- Aim of the exercise: Lines containing the string "this" are to be counted; report the number and nothing more.
=====
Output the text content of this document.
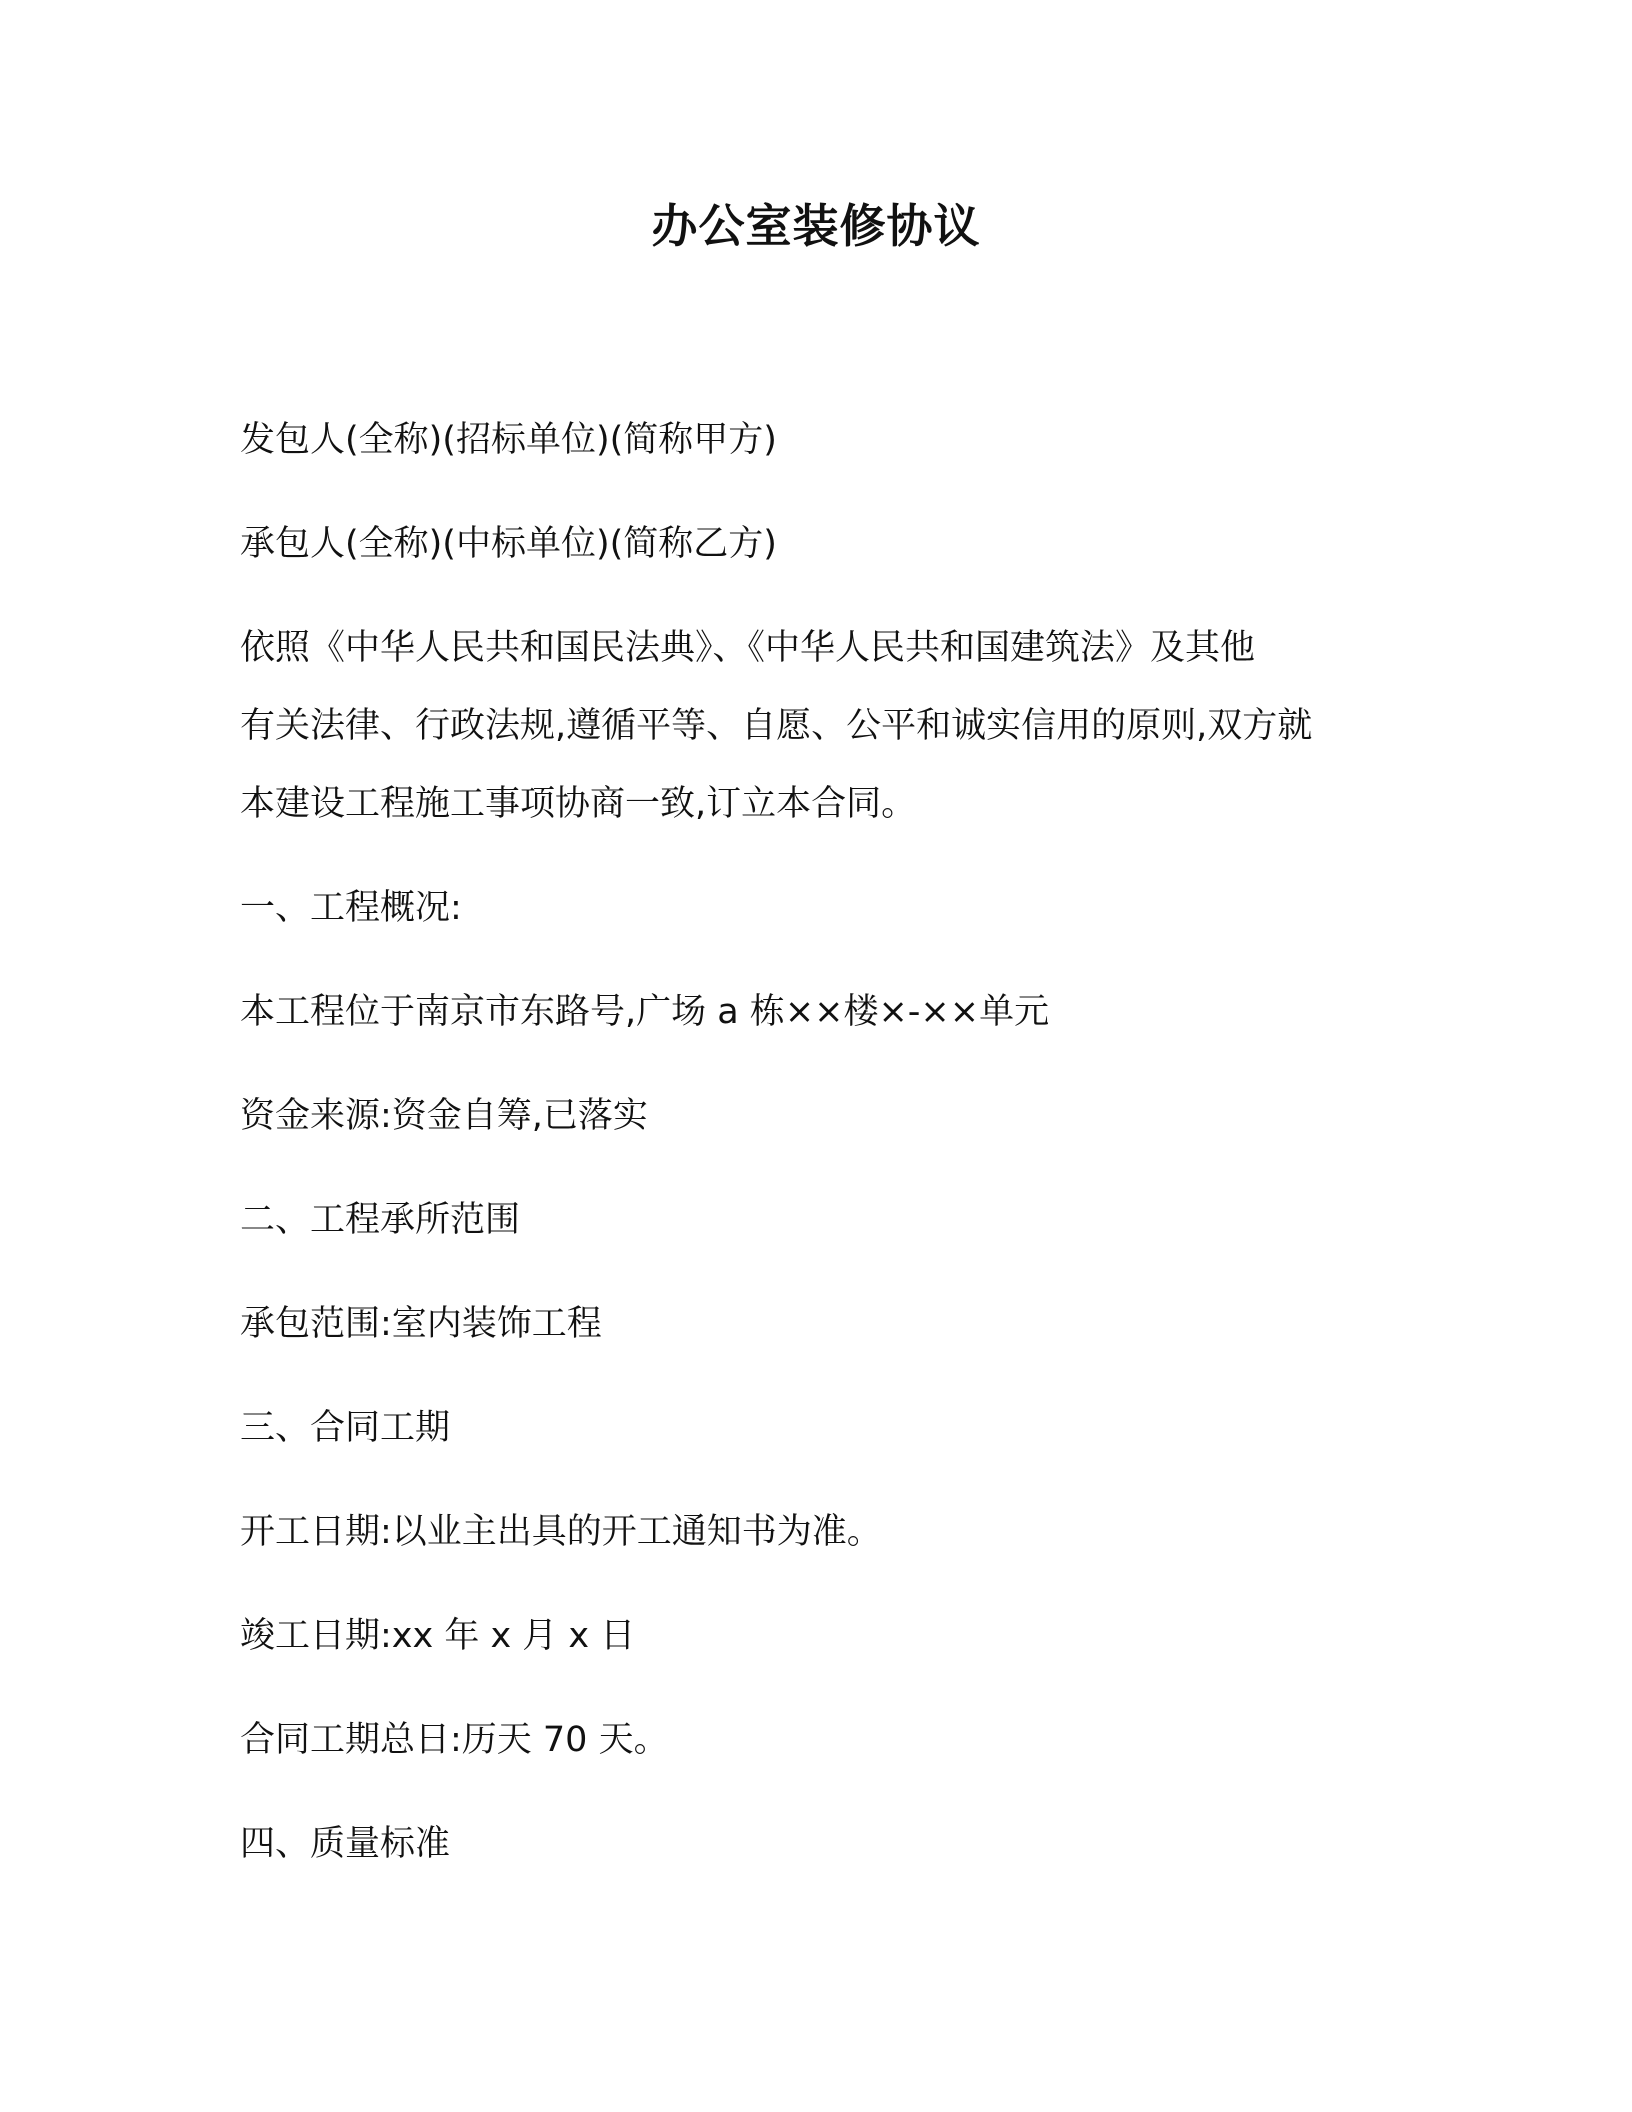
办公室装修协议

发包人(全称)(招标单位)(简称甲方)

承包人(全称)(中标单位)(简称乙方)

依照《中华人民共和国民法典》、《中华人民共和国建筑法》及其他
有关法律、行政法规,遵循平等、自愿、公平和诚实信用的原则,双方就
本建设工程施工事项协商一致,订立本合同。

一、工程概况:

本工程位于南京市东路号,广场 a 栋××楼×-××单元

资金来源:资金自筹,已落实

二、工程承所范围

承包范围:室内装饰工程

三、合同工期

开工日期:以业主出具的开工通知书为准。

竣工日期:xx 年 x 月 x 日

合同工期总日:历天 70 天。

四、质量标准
=====
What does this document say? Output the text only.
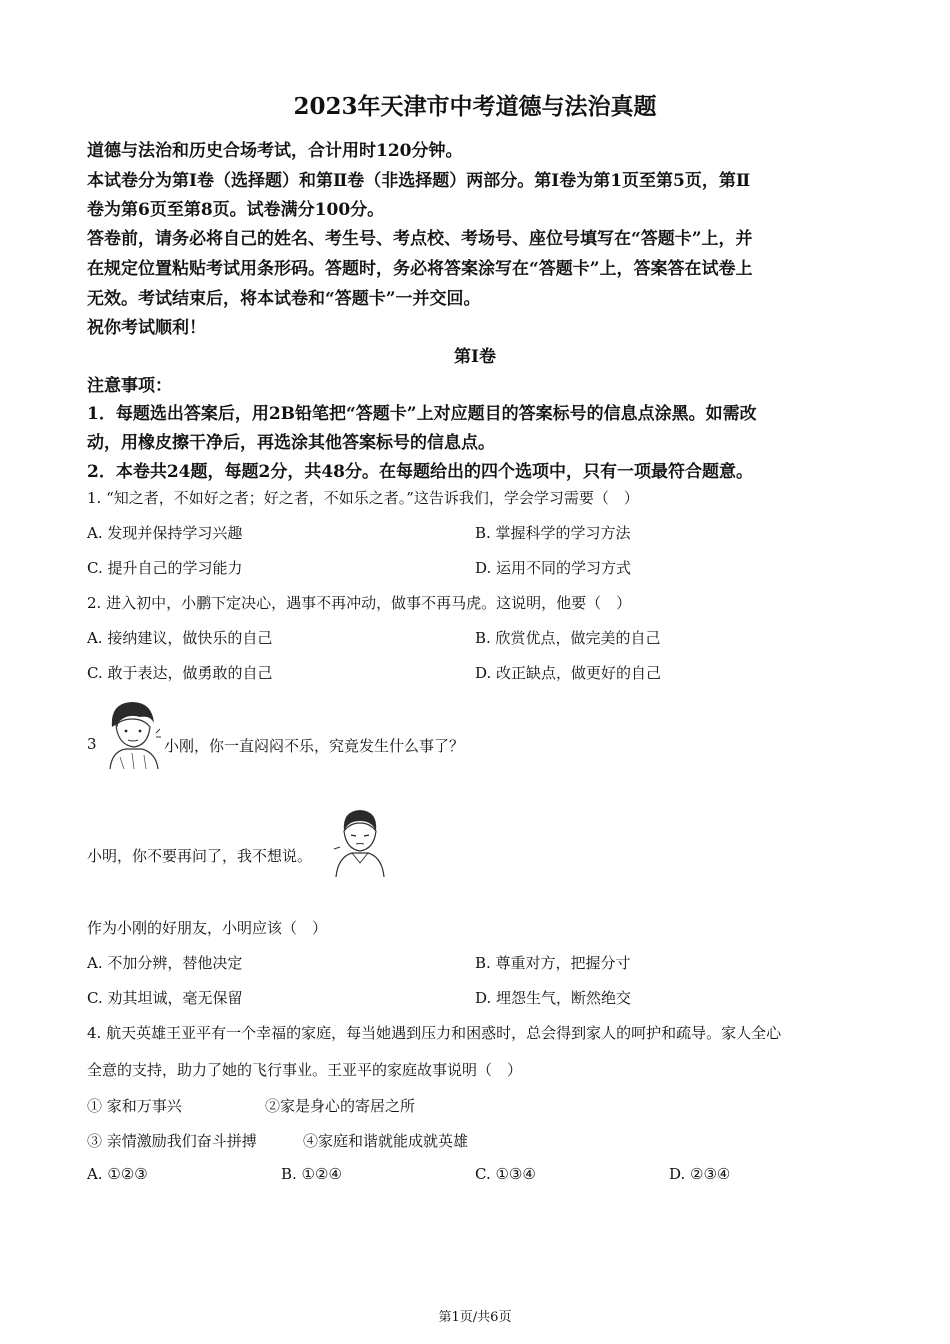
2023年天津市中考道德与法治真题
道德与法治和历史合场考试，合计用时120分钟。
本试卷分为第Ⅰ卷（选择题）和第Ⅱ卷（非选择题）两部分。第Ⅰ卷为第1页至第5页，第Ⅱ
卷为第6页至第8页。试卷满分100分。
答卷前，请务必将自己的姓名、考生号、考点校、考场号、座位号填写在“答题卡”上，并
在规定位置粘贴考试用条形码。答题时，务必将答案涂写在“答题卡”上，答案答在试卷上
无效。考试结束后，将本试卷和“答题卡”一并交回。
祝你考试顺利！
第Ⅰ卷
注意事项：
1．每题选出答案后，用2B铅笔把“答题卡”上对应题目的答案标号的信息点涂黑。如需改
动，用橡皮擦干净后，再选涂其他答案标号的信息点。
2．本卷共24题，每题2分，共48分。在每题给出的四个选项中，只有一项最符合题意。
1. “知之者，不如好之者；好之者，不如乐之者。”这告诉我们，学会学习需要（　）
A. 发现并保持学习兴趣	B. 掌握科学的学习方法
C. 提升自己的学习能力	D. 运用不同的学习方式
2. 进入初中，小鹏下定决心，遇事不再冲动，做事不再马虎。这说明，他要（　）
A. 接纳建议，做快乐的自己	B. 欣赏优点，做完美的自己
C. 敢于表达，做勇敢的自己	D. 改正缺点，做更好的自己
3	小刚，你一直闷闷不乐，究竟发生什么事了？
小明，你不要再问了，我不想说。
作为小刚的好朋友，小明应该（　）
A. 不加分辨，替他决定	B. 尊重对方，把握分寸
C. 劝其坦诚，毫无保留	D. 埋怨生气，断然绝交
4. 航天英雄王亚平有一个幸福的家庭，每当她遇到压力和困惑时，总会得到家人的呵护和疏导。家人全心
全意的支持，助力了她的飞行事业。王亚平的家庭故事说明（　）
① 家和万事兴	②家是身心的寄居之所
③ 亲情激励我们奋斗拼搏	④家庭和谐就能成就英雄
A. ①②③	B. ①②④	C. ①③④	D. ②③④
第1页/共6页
=====
- Exercise output: 2